- Records from a data collection:

════════

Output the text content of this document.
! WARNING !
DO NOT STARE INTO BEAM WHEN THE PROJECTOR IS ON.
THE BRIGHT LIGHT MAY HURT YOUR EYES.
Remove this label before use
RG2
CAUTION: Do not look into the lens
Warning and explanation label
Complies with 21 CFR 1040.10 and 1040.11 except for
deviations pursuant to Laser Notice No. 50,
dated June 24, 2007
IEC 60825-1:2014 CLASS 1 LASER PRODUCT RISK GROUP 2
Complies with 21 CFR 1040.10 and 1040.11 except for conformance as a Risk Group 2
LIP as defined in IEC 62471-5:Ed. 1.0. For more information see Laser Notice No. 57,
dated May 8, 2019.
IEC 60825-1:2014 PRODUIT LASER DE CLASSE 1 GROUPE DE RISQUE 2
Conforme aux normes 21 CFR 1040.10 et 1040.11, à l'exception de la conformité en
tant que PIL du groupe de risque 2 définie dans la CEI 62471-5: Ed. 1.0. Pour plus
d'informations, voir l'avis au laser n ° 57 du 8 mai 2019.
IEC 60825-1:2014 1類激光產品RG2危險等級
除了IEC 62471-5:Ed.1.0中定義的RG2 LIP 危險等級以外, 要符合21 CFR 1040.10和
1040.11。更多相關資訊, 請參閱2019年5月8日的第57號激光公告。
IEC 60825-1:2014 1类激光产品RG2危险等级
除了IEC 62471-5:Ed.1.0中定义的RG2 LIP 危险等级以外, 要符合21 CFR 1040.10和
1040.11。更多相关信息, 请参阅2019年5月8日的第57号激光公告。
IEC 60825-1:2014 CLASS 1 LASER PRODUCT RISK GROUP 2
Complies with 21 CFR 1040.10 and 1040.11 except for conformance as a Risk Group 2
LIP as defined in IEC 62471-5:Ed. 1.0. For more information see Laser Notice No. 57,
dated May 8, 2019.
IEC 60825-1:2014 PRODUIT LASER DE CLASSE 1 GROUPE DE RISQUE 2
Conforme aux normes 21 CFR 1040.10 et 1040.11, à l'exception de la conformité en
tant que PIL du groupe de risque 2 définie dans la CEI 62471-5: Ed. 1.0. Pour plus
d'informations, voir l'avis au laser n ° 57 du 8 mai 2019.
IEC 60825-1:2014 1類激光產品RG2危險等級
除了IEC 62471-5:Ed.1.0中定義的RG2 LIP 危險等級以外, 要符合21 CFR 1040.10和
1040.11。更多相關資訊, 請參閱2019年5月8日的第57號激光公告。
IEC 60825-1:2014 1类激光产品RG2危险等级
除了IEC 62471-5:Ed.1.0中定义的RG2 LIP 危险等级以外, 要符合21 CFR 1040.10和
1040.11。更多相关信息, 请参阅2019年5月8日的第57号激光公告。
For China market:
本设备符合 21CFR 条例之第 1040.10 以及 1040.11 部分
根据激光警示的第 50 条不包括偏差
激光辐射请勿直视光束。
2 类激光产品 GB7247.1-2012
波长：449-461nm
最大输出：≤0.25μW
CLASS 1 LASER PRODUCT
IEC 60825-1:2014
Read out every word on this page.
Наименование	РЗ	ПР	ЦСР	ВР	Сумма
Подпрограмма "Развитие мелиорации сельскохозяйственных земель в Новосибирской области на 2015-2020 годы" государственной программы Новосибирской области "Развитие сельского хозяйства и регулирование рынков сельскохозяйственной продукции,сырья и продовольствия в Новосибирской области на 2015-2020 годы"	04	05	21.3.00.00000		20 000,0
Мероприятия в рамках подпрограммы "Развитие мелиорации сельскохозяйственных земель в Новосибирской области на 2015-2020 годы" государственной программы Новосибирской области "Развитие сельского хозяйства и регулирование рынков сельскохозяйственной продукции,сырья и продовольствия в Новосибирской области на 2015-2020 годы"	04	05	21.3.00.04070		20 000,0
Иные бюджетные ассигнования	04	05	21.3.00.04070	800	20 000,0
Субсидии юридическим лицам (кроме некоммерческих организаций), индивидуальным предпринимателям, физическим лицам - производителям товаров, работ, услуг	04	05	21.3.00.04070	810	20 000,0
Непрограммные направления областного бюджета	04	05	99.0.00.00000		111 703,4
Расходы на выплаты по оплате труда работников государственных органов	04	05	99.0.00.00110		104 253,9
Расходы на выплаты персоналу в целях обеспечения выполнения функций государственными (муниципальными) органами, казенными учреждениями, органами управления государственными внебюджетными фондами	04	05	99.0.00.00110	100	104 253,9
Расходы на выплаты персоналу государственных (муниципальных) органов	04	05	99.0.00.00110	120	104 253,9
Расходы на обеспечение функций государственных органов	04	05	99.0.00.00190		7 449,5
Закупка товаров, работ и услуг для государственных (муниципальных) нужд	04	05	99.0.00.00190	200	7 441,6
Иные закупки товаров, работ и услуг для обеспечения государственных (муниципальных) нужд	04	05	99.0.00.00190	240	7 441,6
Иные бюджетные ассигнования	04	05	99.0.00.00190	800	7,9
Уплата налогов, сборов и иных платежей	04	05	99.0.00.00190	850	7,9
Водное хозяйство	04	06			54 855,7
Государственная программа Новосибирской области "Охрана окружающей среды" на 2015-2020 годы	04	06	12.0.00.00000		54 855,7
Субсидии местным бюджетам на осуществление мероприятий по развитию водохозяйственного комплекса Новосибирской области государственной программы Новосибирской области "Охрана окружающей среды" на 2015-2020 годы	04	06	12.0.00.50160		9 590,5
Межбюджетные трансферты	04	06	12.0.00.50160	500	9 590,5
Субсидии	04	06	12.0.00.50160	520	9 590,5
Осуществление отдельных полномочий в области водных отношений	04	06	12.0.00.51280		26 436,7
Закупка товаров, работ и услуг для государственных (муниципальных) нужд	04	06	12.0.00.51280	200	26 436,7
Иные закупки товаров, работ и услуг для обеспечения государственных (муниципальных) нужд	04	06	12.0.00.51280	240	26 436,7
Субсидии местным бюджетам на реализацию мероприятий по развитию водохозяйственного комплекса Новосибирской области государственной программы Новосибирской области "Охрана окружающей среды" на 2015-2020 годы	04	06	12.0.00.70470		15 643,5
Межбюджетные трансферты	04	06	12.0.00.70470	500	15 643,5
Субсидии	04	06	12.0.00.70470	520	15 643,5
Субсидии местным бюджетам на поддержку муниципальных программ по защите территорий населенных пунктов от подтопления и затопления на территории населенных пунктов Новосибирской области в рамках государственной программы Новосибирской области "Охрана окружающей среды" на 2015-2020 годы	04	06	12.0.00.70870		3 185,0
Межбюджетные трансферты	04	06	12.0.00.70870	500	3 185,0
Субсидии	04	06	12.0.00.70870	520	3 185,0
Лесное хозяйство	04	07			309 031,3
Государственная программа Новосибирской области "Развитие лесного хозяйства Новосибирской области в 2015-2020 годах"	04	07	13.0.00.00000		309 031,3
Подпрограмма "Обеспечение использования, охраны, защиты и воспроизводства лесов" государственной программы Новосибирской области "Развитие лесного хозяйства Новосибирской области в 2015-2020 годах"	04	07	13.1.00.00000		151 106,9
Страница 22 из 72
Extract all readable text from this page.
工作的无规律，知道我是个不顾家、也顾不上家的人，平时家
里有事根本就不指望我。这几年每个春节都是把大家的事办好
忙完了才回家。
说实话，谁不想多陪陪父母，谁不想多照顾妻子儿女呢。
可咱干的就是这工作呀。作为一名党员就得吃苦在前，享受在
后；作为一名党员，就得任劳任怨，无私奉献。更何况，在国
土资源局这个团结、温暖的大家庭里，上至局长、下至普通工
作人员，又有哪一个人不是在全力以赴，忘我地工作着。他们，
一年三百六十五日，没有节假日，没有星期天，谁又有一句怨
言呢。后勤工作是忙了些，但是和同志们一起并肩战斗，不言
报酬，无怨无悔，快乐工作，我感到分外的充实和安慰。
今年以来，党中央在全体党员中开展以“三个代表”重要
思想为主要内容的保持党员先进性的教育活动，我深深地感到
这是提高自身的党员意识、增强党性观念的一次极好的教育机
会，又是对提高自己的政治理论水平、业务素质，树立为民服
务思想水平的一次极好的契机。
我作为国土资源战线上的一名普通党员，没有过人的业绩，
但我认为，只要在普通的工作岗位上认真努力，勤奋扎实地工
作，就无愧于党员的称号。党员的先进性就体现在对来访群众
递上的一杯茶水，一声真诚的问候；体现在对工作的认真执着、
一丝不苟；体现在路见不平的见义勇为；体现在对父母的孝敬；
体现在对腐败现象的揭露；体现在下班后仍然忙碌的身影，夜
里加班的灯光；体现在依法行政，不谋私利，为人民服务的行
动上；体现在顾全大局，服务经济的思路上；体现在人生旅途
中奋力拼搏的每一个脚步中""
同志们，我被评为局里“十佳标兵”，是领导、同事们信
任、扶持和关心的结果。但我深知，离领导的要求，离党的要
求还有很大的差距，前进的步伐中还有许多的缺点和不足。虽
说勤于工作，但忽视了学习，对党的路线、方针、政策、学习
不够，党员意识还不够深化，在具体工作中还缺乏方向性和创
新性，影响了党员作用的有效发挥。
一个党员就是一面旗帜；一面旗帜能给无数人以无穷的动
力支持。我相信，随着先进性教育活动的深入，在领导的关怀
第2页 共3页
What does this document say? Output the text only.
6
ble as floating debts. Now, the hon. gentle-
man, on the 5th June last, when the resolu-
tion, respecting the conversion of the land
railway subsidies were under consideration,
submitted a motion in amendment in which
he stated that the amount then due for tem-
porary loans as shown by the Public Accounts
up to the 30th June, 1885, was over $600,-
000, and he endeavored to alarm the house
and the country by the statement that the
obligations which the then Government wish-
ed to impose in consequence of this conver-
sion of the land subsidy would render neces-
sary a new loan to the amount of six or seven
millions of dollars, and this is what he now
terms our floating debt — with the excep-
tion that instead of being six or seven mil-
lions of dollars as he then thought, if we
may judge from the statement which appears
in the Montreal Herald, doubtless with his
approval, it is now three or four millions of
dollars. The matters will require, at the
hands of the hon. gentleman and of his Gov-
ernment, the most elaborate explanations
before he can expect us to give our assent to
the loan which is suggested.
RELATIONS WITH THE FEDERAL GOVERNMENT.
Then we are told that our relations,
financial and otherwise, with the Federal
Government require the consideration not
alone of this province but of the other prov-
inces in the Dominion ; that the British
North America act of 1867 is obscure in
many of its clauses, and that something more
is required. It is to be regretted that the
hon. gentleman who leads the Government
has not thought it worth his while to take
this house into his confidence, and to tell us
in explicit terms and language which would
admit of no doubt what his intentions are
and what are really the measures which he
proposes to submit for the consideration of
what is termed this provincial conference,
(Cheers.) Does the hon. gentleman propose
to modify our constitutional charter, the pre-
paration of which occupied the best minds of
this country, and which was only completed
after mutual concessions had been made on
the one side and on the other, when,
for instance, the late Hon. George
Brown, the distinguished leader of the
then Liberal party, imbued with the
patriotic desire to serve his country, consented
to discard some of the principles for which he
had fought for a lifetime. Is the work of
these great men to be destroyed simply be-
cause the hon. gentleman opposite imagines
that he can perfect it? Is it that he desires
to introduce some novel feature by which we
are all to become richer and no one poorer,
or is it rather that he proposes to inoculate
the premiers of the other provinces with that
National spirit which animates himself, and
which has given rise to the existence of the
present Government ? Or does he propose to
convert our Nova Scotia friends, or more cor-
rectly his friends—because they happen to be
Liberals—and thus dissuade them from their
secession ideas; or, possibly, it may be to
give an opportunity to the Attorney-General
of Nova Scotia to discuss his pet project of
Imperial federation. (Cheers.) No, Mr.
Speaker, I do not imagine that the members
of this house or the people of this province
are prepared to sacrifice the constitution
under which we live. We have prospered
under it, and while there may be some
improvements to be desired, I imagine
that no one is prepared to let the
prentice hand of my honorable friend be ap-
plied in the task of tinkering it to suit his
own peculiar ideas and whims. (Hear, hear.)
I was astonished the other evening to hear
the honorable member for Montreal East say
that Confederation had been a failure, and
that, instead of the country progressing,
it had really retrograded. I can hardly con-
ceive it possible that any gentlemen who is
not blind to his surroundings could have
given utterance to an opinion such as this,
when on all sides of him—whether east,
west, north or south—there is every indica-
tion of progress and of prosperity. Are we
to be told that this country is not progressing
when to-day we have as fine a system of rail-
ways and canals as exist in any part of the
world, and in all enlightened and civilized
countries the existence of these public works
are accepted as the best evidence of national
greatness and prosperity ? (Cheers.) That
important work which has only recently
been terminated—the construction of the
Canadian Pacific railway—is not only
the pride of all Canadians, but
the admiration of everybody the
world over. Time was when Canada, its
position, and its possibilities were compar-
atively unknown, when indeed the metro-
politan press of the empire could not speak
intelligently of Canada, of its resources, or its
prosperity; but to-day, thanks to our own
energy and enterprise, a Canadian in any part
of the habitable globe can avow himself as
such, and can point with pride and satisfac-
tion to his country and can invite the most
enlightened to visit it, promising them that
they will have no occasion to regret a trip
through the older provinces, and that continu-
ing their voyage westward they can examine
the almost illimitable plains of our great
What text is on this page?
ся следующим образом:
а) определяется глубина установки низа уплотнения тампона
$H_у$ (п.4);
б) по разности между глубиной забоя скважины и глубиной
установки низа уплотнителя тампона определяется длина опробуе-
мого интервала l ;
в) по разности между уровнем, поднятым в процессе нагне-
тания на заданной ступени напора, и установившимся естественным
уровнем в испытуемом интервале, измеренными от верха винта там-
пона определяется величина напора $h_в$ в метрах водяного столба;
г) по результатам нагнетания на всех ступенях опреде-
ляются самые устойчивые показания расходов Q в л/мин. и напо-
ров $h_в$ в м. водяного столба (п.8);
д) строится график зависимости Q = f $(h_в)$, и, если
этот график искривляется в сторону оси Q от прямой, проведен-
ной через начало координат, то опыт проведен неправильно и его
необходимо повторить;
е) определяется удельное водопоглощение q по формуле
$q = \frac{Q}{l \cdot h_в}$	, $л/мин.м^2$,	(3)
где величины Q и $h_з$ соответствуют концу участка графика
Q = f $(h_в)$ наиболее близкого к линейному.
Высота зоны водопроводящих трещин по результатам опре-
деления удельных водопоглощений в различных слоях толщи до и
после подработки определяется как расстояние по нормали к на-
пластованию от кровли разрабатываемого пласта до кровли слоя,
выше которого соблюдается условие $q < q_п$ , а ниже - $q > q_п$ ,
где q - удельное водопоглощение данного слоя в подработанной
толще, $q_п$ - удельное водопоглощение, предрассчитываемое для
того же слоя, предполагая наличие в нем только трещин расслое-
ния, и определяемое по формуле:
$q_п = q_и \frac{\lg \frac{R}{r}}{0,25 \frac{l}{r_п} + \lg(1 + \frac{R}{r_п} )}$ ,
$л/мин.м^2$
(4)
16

════════

- Set problem:
In the records above, find each line with the word "закупки" and copy it.

- Exercise output:
Иные закупки товаров, работ и услуг для обеспечения государственных (муниципальных) нужд	04	05	99.0.00.00190	240	7 441,6
Иные закупки товаров, работ и услуг для обеспечения государственных (муниципальных) нужд	04	06	12.0.00.51280	240	26 436,7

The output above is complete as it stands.